#### [Instructions for the task]
Reproduce every entry exactly, without alteration.

#### [Given records]
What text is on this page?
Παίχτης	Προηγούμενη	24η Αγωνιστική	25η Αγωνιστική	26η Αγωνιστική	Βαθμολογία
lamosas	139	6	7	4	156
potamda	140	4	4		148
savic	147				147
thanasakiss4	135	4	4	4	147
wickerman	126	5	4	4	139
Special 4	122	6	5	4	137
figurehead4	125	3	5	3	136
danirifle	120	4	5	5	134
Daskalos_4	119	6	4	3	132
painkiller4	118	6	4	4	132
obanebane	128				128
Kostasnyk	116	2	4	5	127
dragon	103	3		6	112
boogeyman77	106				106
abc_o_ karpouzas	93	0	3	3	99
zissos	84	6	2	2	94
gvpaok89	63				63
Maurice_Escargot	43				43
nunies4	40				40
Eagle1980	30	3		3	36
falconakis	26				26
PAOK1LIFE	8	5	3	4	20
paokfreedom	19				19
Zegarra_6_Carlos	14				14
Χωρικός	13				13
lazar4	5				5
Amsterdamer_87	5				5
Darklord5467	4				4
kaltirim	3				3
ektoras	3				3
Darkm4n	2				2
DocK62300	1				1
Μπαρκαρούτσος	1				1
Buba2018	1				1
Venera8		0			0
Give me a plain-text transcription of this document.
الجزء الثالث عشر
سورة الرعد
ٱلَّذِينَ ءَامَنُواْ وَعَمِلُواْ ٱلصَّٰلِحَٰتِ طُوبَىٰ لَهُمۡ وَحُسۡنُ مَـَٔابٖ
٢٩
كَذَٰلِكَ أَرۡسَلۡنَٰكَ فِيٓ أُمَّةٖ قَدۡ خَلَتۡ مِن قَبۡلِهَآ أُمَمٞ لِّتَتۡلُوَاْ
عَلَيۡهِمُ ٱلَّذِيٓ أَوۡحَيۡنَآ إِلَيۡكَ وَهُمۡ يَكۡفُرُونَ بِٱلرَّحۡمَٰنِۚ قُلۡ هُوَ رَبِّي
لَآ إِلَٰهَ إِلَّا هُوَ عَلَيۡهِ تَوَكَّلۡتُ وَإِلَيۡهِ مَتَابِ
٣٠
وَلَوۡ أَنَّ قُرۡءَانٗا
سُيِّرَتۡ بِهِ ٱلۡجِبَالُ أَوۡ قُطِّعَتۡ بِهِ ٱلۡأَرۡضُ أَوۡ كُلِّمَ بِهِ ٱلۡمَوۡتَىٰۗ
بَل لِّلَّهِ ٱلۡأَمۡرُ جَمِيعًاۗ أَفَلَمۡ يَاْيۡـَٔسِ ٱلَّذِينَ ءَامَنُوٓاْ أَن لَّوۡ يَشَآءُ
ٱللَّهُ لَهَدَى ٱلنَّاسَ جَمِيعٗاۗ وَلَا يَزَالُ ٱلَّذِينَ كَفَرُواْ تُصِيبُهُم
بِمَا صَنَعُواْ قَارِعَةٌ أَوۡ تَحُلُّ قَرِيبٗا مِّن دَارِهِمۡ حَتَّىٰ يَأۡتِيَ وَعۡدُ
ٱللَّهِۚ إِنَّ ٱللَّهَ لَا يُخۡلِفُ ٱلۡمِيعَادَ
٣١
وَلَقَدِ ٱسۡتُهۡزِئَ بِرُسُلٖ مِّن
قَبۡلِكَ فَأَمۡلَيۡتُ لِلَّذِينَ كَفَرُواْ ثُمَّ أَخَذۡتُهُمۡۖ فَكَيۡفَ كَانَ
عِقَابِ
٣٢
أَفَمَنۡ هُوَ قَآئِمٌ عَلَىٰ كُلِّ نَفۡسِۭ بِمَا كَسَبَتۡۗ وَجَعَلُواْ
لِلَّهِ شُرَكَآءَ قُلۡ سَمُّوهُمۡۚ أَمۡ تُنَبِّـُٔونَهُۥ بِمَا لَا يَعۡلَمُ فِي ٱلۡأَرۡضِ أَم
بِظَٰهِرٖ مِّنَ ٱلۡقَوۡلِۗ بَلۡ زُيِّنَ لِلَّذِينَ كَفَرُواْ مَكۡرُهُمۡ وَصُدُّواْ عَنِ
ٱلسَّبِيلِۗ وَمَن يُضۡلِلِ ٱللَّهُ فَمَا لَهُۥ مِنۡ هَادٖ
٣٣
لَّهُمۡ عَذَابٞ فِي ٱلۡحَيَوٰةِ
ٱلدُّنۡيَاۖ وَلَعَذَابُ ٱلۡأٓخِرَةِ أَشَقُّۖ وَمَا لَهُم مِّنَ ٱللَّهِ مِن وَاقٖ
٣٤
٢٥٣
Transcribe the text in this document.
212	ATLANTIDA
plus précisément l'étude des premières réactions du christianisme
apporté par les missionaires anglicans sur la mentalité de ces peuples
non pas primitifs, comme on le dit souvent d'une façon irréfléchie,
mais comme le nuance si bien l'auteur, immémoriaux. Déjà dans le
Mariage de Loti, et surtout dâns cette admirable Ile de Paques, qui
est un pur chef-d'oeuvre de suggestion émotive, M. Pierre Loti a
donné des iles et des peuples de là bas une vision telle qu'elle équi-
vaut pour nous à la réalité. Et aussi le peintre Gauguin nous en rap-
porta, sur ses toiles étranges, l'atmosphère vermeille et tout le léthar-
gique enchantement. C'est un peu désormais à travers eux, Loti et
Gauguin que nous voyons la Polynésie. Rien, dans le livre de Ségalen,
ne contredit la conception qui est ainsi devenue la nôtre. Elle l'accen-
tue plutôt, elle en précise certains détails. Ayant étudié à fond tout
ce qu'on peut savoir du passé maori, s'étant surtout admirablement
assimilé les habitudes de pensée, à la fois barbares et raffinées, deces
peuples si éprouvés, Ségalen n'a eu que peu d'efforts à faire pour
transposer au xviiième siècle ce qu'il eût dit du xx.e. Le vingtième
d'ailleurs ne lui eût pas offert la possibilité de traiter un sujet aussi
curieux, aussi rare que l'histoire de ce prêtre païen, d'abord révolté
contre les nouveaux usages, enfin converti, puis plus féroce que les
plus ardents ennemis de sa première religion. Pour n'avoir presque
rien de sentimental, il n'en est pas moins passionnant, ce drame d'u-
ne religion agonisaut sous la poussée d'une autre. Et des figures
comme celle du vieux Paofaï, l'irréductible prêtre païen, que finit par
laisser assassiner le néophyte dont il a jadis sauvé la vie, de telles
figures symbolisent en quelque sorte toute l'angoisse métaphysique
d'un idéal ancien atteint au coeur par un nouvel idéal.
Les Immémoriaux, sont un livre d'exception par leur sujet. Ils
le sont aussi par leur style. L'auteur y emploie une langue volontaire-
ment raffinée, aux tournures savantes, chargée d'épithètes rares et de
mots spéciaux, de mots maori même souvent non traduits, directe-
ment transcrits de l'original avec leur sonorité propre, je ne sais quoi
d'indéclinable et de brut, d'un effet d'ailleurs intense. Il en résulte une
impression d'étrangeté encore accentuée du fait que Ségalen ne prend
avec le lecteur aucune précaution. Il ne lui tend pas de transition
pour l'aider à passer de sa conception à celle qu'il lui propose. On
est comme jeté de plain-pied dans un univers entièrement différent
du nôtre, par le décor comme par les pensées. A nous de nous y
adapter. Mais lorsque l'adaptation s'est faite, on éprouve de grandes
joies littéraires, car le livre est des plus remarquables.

#### [Full solution]
What text is on this page?
Παίχτης	Προηγούμενη	24η Αγωνιστική	25η Αγωνιστική	26η Αγωνιστική	Βαθμολογία
lamosas	139	6	7	4	156
potamda	140	4	4		148
savic	147				147
thanasakiss4	135	4	4	4	147
wickerman	126	5	4	4	139
Special 4	122	6	5	4	137
figurehead4	125	3	5	3	136
danirifle	120	4	5	5	134
Daskalos_4	119	6	4	3	132
painkiller4	118	6	4	4	132
obanebane	128				128
Kostasnyk	116	2	4	5	127
dragon	103	3		6	112
boogeyman77	106				106
abc_o_ karpouzas	93	0	3	3	99
zissos	84	6	2	2	94
gvpaok89	63				63
Maurice_Escargot	43				43
nunies4	40				40
Eagle1980	30	3		3	36
falconakis	26				26
PAOK1LIFE	8	5	3	4	20
paokfreedom	19				19
Zegarra_6_Carlos	14				14
Χωρικός	13				13
lazar4	5				5
Amsterdamer_87	5				5
Darklord5467	4				4
kaltirim	3				3
ektoras	3				3
Darkm4n	2				2
DocK62300	1				1
Μπαρκαρούτσος	1				1
Buba2018	1				1
Venera8		0			0
Give me a plain-text transcription of this document.
الجزء الثالث عشر
سورة الرعد
ٱلَّذِينَ ءَامَنُواْ وَعَمِلُواْ ٱلصَّٰلِحَٰتِ طُوبَىٰ لَهُمۡ وَحُسۡنُ مَـَٔابٖ
٢٩
كَذَٰلِكَ أَرۡسَلۡنَٰكَ فِيٓ أُمَّةٖ قَدۡ خَلَتۡ مِن قَبۡلِهَآ أُمَمٞ لِّتَتۡلُوَاْ
عَلَيۡهِمُ ٱلَّذِيٓ أَوۡحَيۡنَآ إِلَيۡكَ وَهُمۡ يَكۡفُرُونَ بِٱلرَّحۡمَٰنِۚ قُلۡ هُوَ رَبِّي
لَآ إِلَٰهَ إِلَّا هُوَ عَلَيۡهِ تَوَكَّلۡتُ وَإِلَيۡهِ مَتَابِ
٣٠
وَلَوۡ أَنَّ قُرۡءَانٗا
سُيِّرَتۡ بِهِ ٱلۡجِبَالُ أَوۡ قُطِّعَتۡ بِهِ ٱلۡأَرۡضُ أَوۡ كُلِّمَ بِهِ ٱلۡمَوۡتَىٰۗ
بَل لِّلَّهِ ٱلۡأَمۡرُ جَمِيعًاۗ أَفَلَمۡ يَاْيۡـَٔسِ ٱلَّذِينَ ءَامَنُوٓاْ أَن لَّوۡ يَشَآءُ
ٱللَّهُ لَهَدَى ٱلنَّاسَ جَمِيعٗاۗ وَلَا يَزَالُ ٱلَّذِينَ كَفَرُواْ تُصِيبُهُم
بِمَا صَنَعُواْ قَارِعَةٌ أَوۡ تَحُلُّ قَرِيبٗا مِّن دَارِهِمۡ حَتَّىٰ يَأۡتِيَ وَعۡدُ
ٱللَّهِۚ إِنَّ ٱللَّهَ لَا يُخۡلِفُ ٱلۡمِيعَادَ
٣١
وَلَقَدِ ٱسۡتُهۡزِئَ بِرُسُلٖ مِّن
قَبۡلِكَ فَأَمۡلَيۡتُ لِلَّذِينَ كَفَرُواْ ثُمَّ أَخَذۡتُهُمۡۖ فَكَيۡفَ كَانَ
عِقَابِ
٣٢
أَفَمَنۡ هُوَ قَآئِمٌ عَلَىٰ كُلِّ نَفۡسِۭ بِمَا كَسَبَتۡۗ وَجَعَلُواْ
لِلَّهِ شُرَكَآءَ قُلۡ سَمُّوهُمۡۚ أَمۡ تُنَبِّـُٔونَهُۥ بِمَا لَا يَعۡلَمُ فِي ٱلۡأَرۡضِ أَم
بِظَٰهِرٖ مِّنَ ٱلۡقَوۡلِۗ بَلۡ زُيِّنَ لِلَّذِينَ كَفَرُواْ مَكۡرُهُمۡ وَصُدُّواْ عَنِ
ٱلسَّبِيلِۗ وَمَن يُضۡلِلِ ٱللَّهُ فَمَا لَهُۥ مِنۡ هَادٖ
٣٣
لَّهُمۡ عَذَابٞ فِي ٱلۡحَيَوٰةِ
ٱلدُّنۡيَاۖ وَلَعَذَابُ ٱلۡأٓخِرَةِ أَشَقُّۖ وَمَا لَهُم مِّنَ ٱللَّهِ مِن وَاقٖ
٣٤
٢٥٣
Transcribe the text in this document.
212	ATLANTIDA
plus précisément l'étude des premières réactions du christianisme
apporté par les missionaires anglicans sur la mentalité de ces peuples
non pas primitifs, comme on le dit souvent d'une façon irréfléchie,
mais comme le nuance si bien l'auteur, immémoriaux. Déjà dans le
Mariage de Loti, et surtout dâns cette admirable Ile de Paques, qui
est un pur chef-d'oeuvre de suggestion émotive, M. Pierre Loti a
donné des iles et des peuples de là bas une vision telle qu'elle équi-
vaut pour nous à la réalité. Et aussi le peintre Gauguin nous en rap-
porta, sur ses toiles étranges, l'atmosphère vermeille et tout le léthar-
gique enchantement. C'est un peu désormais à travers eux, Loti et
Gauguin que nous voyons la Polynésie. Rien, dans le livre de Ségalen,
ne contredit la conception qui est ainsi devenue la nôtre. Elle l'accen-
tue plutôt, elle en précise certains détails. Ayant étudié à fond tout
ce qu'on peut savoir du passé maori, s'étant surtout admirablement
assimilé les habitudes de pensée, à la fois barbares et raffinées, deces
peuples si éprouvés, Ségalen n'a eu que peu d'efforts à faire pour
transposer au xviiième siècle ce qu'il eût dit du xx.e. Le vingtième
d'ailleurs ne lui eût pas offert la possibilité de traiter un sujet aussi
curieux, aussi rare que l'histoire de ce prêtre païen, d'abord révolté
contre les nouveaux usages, enfin converti, puis plus féroce que les
plus ardents ennemis de sa première religion. Pour n'avoir presque
rien de sentimental, il n'en est pas moins passionnant, ce drame d'u-
ne religion agonisaut sous la poussée d'une autre. Et des figures
comme celle du vieux Paofaï, l'irréductible prêtre païen, que finit par
laisser assassiner le néophyte dont il a jadis sauvé la vie, de telles
figures symbolisent en quelque sorte toute l'angoisse métaphysique
d'un idéal ancien atteint au coeur par un nouvel idéal.
Les Immémoriaux, sont un livre d'exception par leur sujet. Ils
le sont aussi par leur style. L'auteur y emploie une langue volontaire-
ment raffinée, aux tournures savantes, chargée d'épithètes rares et de
mots spéciaux, de mots maori même souvent non traduits, directe-
ment transcrits de l'original avec leur sonorité propre, je ne sais quoi
d'indéclinable et de brut, d'un effet d'ailleurs intense. Il en résulte une
impression d'étrangeté encore accentuée du fait que Ségalen ne prend
avec le lecteur aucune précaution. Il ne lui tend pas de transition
pour l'aider à passer de sa conception à celle qu'il lui propose. On
est comme jeté de plain-pied dans un univers entièrement différent
du nôtre, par le décor comme par les pensées. A nous de nous y
adapter. Mais lorsque l'adaptation s'est faite, on éprouve de grandes
joies littéraires, car le livre est des plus remarquables.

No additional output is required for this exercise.